■ **Directions**
Repeat the whole listing below, word for word.
>> Begin Task input
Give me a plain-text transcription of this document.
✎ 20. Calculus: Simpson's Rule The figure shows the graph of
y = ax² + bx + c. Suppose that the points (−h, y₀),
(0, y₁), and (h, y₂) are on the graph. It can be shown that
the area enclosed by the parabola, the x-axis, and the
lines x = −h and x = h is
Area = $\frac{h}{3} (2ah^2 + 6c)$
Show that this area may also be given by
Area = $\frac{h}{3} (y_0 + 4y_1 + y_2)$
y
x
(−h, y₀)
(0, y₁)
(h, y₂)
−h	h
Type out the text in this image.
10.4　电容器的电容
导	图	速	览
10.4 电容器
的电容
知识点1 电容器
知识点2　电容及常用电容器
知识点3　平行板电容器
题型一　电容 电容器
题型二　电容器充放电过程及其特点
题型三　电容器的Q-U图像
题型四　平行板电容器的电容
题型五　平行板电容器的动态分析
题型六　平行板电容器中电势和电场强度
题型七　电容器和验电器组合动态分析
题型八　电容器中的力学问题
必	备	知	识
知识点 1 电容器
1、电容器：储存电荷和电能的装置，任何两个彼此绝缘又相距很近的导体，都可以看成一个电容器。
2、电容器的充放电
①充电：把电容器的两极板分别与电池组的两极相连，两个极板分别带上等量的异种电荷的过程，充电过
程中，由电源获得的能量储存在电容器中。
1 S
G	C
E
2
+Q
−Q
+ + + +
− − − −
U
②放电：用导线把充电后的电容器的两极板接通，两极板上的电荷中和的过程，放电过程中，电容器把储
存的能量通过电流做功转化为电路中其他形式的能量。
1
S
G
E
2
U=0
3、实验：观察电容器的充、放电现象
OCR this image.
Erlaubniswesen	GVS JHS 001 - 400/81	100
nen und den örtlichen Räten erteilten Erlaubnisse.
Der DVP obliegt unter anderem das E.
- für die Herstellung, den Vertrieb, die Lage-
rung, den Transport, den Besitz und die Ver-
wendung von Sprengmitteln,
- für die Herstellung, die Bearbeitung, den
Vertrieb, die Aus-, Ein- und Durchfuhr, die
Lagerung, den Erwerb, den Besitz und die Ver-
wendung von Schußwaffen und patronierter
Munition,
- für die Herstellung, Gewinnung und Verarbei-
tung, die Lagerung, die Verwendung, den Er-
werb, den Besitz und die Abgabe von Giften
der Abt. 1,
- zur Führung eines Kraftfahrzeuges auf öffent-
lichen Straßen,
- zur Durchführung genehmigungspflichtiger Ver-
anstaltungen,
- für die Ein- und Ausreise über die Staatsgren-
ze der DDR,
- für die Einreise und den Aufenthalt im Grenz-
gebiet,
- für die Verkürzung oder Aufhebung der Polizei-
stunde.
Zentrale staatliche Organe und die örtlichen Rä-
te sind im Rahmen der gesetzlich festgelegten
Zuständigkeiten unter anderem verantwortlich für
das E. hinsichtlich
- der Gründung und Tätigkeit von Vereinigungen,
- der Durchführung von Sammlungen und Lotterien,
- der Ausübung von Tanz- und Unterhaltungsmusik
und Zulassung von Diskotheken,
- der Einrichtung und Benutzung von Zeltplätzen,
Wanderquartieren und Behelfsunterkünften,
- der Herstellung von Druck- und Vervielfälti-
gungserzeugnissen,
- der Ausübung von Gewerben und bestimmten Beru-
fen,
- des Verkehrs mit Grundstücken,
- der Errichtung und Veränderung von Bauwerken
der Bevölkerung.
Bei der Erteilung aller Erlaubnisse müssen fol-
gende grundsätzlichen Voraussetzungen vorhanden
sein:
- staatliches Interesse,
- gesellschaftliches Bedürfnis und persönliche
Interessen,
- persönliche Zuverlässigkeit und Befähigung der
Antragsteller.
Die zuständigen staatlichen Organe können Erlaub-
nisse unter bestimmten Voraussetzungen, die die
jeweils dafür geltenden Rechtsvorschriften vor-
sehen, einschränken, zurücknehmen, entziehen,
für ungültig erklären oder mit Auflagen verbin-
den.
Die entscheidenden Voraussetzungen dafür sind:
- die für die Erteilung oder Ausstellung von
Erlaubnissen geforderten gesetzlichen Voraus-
>> End Task input
■ **Result of the exercise**
Give me a plain-text transcription of this document.
✎ 20. Calculus: Simpson's Rule The figure shows the graph of
y = ax² + bx + c. Suppose that the points (−h, y₀),
(0, y₁), and (h, y₂) are on the graph. It can be shown that
the area enclosed by the parabola, the x-axis, and the
lines x = −h and x = h is
Area = $\frac{h}{3} (2ah^2 + 6c)$
Show that this area may also be given by
Area = $\frac{h}{3} (y_0 + 4y_1 + y_2)$
y
x
(−h, y₀)
(0, y₁)
(h, y₂)
−h	h
Type out the text in this image.
10.4　电容器的电容
导	图	速	览
10.4 电容器
的电容
知识点1 电容器
知识点2　电容及常用电容器
知识点3　平行板电容器
题型一　电容 电容器
题型二　电容器充放电过程及其特点
题型三　电容器的Q-U图像
题型四　平行板电容器的电容
题型五　平行板电容器的动态分析
题型六　平行板电容器中电势和电场强度
题型七　电容器和验电器组合动态分析
题型八　电容器中的力学问题
必	备	知	识
知识点 1 电容器
1、电容器：储存电荷和电能的装置，任何两个彼此绝缘又相距很近的导体，都可以看成一个电容器。
2、电容器的充放电
①充电：把电容器的两极板分别与电池组的两极相连，两个极板分别带上等量的异种电荷的过程，充电过
程中，由电源获得的能量储存在电容器中。
1 S
G	C
E
2
+Q
−Q
+ + + +
− − − −
U
②放电：用导线把充电后的电容器的两极板接通，两极板上的电荷中和的过程，放电过程中，电容器把储
存的能量通过电流做功转化为电路中其他形式的能量。
1
S
G
E
2
U=0
3、实验：观察电容器的充、放电现象
OCR this image.
Erlaubniswesen	GVS JHS 001 - 400/81	100
nen und den örtlichen Räten erteilten Erlaubnisse.
Der DVP obliegt unter anderem das E.
- für die Herstellung, den Vertrieb, die Lage-
rung, den Transport, den Besitz und die Ver-
wendung von Sprengmitteln,
- für die Herstellung, die Bearbeitung, den
Vertrieb, die Aus-, Ein- und Durchfuhr, die
Lagerung, den Erwerb, den Besitz und die Ver-
wendung von Schußwaffen und patronierter
Munition,
- für die Herstellung, Gewinnung und Verarbei-
tung, die Lagerung, die Verwendung, den Er-
werb, den Besitz und die Abgabe von Giften
der Abt. 1,
- zur Führung eines Kraftfahrzeuges auf öffent-
lichen Straßen,
- zur Durchführung genehmigungspflichtiger Ver-
anstaltungen,
- für die Ein- und Ausreise über die Staatsgren-
ze der DDR,
- für die Einreise und den Aufenthalt im Grenz-
gebiet,
- für die Verkürzung oder Aufhebung der Polizei-
stunde.
Zentrale staatliche Organe und die örtlichen Rä-
te sind im Rahmen der gesetzlich festgelegten
Zuständigkeiten unter anderem verantwortlich für
das E. hinsichtlich
- der Gründung und Tätigkeit von Vereinigungen,
- der Durchführung von Sammlungen und Lotterien,
- der Ausübung von Tanz- und Unterhaltungsmusik
und Zulassung von Diskotheken,
- der Einrichtung und Benutzung von Zeltplätzen,
Wanderquartieren und Behelfsunterkünften,
- der Herstellung von Druck- und Vervielfälti-
gungserzeugnissen,
- der Ausübung von Gewerben und bestimmten Beru-
fen,
- des Verkehrs mit Grundstücken,
- der Errichtung und Veränderung von Bauwerken
der Bevölkerung.
Bei der Erteilung aller Erlaubnisse müssen fol-
gende grundsätzlichen Voraussetzungen vorhanden
sein:
- staatliches Interesse,
- gesellschaftliches Bedürfnis und persönliche
Interessen,
- persönliche Zuverlässigkeit und Befähigung der
Antragsteller.
Die zuständigen staatlichen Organe können Erlaub-
nisse unter bestimmten Voraussetzungen, die die
jeweils dafür geltenden Rechtsvorschriften vor-
sehen, einschränken, zurücknehmen, entziehen,
für ungültig erklären oder mit Auflagen verbin-
den.
Die entscheidenden Voraussetzungen dafür sind:
- die für die Erteilung oder Ausstellung von
Erlaubnissen geforderten gesetzlichen Voraus-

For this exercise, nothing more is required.